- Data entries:
+++

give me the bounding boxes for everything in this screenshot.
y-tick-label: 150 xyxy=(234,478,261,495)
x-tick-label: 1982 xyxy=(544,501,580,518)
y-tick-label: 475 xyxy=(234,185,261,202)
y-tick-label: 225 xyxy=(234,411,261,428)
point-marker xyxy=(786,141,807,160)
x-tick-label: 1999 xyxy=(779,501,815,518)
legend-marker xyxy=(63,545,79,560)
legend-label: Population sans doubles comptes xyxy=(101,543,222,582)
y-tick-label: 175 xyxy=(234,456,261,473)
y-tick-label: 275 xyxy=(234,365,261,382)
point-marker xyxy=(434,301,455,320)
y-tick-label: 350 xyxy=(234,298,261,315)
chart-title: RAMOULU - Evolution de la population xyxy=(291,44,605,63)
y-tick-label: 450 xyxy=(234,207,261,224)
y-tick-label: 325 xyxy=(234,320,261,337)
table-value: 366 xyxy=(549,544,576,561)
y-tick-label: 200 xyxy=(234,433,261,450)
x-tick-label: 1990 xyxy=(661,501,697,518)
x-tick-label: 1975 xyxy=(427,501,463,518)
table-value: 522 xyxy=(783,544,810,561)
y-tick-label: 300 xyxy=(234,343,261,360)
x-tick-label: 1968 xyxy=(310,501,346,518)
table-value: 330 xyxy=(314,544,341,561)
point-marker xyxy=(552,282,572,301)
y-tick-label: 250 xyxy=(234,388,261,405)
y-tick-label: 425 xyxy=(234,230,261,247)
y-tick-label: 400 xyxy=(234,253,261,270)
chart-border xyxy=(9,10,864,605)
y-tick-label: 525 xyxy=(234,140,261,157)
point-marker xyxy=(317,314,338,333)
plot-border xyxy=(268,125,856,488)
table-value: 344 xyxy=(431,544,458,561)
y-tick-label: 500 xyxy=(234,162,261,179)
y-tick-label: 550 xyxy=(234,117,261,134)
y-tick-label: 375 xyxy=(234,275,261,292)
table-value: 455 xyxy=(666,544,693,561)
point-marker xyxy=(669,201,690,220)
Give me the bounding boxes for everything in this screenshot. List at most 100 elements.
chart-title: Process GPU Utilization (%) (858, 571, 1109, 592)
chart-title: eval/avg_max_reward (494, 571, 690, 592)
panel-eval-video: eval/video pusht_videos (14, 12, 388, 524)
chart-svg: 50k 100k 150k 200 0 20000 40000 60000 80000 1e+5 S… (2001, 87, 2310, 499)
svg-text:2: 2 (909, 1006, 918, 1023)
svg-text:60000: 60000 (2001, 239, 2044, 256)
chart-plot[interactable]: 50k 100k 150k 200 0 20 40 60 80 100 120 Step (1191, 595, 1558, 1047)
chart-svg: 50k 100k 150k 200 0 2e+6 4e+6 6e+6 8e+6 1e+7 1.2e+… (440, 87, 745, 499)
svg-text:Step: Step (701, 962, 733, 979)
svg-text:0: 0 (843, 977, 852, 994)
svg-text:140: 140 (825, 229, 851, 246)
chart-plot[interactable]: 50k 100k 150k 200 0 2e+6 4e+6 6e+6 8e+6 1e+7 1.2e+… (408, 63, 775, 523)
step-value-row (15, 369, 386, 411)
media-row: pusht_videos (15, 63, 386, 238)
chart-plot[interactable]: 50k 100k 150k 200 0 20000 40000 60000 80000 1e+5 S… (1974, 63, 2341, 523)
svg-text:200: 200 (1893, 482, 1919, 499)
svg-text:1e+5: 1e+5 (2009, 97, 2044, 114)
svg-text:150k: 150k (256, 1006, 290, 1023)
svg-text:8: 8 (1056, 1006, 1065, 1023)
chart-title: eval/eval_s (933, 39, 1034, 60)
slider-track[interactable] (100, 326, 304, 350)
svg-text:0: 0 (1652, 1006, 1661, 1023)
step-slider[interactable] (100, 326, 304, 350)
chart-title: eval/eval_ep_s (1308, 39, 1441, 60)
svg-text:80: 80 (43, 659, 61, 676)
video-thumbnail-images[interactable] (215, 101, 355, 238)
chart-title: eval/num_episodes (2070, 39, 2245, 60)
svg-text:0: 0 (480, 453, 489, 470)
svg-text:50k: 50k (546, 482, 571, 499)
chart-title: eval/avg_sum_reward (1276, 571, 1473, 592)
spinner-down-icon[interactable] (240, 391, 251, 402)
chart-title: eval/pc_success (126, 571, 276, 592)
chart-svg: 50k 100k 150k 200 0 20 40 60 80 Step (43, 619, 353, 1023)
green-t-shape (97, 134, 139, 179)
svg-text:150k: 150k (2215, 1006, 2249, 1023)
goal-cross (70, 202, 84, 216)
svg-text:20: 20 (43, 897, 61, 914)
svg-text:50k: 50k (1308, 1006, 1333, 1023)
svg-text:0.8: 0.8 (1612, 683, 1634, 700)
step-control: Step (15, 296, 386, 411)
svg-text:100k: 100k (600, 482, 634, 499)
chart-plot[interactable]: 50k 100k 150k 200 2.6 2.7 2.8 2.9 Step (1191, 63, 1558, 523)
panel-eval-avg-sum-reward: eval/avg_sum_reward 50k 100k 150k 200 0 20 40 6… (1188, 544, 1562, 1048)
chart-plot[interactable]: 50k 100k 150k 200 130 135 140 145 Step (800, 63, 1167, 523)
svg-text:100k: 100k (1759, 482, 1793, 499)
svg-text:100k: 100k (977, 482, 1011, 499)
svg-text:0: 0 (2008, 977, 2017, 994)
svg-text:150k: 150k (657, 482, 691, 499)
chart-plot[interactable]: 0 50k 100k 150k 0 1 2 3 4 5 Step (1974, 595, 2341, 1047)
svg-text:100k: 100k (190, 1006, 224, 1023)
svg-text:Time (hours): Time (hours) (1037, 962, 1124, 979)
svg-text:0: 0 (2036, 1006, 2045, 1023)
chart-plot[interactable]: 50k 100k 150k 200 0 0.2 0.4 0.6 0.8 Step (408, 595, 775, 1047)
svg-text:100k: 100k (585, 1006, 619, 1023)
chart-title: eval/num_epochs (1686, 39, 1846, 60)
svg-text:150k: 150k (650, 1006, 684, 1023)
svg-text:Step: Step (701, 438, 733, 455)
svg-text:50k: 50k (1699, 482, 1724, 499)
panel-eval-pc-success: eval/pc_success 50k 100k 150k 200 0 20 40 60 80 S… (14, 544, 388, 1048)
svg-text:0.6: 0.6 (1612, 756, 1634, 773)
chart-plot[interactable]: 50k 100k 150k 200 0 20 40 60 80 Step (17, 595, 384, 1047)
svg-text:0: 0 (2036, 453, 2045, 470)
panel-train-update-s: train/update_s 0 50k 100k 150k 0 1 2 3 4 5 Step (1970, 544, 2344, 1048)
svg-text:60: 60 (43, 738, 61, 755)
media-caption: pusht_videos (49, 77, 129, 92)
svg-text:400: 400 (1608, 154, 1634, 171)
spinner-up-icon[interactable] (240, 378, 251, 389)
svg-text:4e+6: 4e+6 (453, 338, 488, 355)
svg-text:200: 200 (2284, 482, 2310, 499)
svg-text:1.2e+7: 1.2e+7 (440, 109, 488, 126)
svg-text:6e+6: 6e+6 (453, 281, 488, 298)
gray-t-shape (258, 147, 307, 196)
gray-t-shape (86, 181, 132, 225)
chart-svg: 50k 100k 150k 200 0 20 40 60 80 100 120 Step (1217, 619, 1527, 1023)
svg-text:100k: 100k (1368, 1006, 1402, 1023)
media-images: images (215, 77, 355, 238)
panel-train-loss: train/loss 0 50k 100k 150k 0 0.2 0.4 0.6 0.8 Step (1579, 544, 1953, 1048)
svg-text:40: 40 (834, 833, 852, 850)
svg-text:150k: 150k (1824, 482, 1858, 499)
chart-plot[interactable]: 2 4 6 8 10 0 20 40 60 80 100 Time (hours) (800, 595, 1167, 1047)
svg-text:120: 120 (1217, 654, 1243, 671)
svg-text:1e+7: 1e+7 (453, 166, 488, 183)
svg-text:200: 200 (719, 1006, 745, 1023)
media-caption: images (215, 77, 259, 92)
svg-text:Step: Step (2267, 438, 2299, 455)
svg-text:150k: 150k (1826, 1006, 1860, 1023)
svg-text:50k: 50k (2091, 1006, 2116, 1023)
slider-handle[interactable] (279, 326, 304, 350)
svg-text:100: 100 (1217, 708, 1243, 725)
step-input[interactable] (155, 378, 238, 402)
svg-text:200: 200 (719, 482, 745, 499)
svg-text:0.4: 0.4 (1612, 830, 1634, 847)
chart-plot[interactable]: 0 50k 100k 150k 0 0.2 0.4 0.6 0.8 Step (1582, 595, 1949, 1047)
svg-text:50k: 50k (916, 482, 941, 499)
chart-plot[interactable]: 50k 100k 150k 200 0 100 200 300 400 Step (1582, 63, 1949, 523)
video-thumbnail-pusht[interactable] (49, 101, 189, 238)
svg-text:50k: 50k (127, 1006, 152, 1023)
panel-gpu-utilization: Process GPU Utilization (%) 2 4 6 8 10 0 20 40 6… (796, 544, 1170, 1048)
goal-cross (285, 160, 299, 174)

+++

- WHAT IS ASKED: Extract the lines of the data entries above, starting with the very first line and continuing through the line containing "point-marker xyxy=(434,301,455,320)". Repeat each line without any changes.

- OUTPUT FOR THIS EXERCISE:
give me the bounding boxes for everything in this screenshot.
y-tick-label: 150 xyxy=(234,478,261,495)
x-tick-label: 1982 xyxy=(544,501,580,518)
y-tick-label: 475 xyxy=(234,185,261,202)
y-tick-label: 225 xyxy=(234,411,261,428)
point-marker xyxy=(786,141,807,160)
x-tick-label: 1999 xyxy=(779,501,815,518)
legend-marker xyxy=(63,545,79,560)
legend-label: Population sans doubles comptes xyxy=(101,543,222,582)
y-tick-label: 175 xyxy=(234,456,261,473)
y-tick-label: 275 xyxy=(234,365,261,382)
point-marker xyxy=(434,301,455,320)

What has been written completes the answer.